Resuma em duas frases o texto sobre a adesão da Petrobras ao Programa Nacional de Florestas Produtivas.

Seção de texto
+---+
A Petrobras anunciou sua adesão ao Programa Nacional de Florestas Produtivas, iniciativa do Ministério do Desenvolvimento Agrário e Agricultura Familiar (MDA). O programa, considerado uma agenda prioritária do governo federal para a COP 30, promove a restauração agroflorestal por meio da integração entre lavoura, pecuária e floresta. Ele incentiva o cultivo de espécies economicamente viáveis, como cacau, açaí, cupuaçu e maracujá, visando recuperar áreas degradadas enquanto gera renda para comunidades locais.
O ministro Paulo Teixeira destacou a importância da parceria, afirmando que ela ajudará a alavancar o programa, com foco em manter a floresta em pé, recuperar áreas degradadas e garantir renda por meio de cultivos rentáveis. Ele avaliou a iniciativa como um dia histórico, ao recuperar a cobertura vegetal com espécies produtivas para desenvolver o meio rural e oferecer uma resposta brasileira ao tema climático. O acordo prevê chamadas públicas para projetos de recuperação em agricultura familiar, utilizando sistemas agroflorestais, com meta de restaurar pelo menos 4,5 mil hectares nos estados da Margem Equatorial, região promissora para petróleo e gás.
A diretora executiva de Assuntos Corporativos da Petrobras, Clarice Coppetti, ressaltou que o acordo representa um passo rumo a uma economia de baixo carbono, reafirmando o compromisso da empresa com a sustentabilidade e o desenvolvimento social. O Programa Nacional de Florestas Produtivas já conta com R$ 200 milhões em investimentos para o Arco do Desmatamento, do leste do Maranhão ao Acre, sendo R$ 150 milhões do BNDES via Fundo da Amazônia e R$ 50 milhões da Caixa Econômica Federal via Fundo Socioambiental Caixa.
+---+
Registros extraídos
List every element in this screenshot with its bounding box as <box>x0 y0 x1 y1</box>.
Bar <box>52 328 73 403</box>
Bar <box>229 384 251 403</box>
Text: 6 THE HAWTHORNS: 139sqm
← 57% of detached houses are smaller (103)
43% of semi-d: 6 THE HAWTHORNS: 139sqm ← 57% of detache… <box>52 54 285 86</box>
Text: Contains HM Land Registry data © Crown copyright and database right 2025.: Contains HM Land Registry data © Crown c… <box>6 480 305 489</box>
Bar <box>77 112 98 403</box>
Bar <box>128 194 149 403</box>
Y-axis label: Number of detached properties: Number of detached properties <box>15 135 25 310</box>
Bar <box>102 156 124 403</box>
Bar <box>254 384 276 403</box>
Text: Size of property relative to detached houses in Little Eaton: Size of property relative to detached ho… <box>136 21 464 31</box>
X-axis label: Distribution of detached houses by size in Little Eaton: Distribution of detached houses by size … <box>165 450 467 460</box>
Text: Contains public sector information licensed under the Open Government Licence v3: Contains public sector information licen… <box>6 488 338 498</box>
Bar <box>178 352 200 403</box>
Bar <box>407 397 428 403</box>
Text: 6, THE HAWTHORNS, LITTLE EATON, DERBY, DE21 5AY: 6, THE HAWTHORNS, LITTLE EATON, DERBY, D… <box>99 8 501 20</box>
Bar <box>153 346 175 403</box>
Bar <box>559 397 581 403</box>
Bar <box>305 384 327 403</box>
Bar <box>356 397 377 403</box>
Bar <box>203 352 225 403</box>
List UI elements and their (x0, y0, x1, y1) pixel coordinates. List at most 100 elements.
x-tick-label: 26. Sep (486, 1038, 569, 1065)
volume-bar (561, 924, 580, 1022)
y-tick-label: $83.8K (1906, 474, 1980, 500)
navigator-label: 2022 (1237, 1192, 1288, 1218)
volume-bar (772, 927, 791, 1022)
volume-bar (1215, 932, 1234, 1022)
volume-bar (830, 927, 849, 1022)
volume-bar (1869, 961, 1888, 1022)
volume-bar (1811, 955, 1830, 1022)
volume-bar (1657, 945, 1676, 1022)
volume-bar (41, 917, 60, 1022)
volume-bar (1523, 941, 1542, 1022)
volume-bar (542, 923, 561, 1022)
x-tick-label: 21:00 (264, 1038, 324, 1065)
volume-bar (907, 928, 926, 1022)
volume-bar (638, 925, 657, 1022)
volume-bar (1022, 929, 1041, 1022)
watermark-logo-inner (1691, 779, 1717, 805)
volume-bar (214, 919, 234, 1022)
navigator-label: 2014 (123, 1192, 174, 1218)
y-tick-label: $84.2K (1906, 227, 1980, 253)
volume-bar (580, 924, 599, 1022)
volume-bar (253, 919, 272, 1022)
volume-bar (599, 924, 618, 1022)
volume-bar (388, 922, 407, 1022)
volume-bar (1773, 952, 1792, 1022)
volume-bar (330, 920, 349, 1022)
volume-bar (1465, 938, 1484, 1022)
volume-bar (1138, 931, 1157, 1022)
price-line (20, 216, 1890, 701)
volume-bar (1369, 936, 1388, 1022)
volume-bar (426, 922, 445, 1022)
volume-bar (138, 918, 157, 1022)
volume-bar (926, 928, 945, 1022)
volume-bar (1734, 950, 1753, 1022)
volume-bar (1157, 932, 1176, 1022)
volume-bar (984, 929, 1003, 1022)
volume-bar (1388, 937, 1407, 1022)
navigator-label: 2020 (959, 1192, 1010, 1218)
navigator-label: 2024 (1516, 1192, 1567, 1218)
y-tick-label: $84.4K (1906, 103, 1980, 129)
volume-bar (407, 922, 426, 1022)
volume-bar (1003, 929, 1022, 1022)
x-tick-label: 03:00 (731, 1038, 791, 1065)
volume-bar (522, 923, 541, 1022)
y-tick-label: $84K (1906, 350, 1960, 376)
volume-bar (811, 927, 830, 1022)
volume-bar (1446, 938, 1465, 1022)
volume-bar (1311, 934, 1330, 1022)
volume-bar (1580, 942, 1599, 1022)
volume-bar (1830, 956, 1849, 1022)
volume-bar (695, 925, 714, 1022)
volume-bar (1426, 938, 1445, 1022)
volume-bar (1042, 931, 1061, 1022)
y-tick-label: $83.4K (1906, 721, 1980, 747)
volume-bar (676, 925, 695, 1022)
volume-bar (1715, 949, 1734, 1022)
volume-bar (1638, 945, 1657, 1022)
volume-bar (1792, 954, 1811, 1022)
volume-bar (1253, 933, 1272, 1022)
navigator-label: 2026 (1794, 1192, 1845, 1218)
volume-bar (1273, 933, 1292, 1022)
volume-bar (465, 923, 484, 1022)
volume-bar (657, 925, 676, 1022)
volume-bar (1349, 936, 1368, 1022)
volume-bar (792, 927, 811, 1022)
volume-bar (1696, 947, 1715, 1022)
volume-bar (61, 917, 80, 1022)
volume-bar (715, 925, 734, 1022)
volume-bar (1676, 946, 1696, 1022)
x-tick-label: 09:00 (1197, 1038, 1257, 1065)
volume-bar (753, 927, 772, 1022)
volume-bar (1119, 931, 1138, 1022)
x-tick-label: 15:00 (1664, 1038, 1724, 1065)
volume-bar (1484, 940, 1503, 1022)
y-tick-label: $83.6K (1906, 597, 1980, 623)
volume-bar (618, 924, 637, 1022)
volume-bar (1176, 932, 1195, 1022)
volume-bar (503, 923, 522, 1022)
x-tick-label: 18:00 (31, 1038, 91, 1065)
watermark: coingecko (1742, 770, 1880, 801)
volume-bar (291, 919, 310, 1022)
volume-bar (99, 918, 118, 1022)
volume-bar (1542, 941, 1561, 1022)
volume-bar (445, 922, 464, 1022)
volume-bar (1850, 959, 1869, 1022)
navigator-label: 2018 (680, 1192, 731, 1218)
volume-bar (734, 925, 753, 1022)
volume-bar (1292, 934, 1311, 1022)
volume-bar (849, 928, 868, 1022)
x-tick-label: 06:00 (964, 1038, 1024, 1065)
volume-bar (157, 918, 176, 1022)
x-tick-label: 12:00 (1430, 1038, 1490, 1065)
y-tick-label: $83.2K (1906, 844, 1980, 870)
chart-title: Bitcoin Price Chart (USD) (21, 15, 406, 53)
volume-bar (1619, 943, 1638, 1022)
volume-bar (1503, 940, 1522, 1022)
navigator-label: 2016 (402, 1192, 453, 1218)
+---+
Tarefa concluída
A Petrobras aderiu ao Programa Nacional de Florestas Produtivas, do MDA, que promove a restauração agroflorestal com espécies economicamente viáveis para recuperar áreas degradadas e gerar renda para comunidades locais. O acordo prevê chamadas públicas para projetos de agricultura familiar com sistemas agroflorestais, com a meta de restaurar pelo menos 4,5 mil hectares nos estados da Margem Equatorial.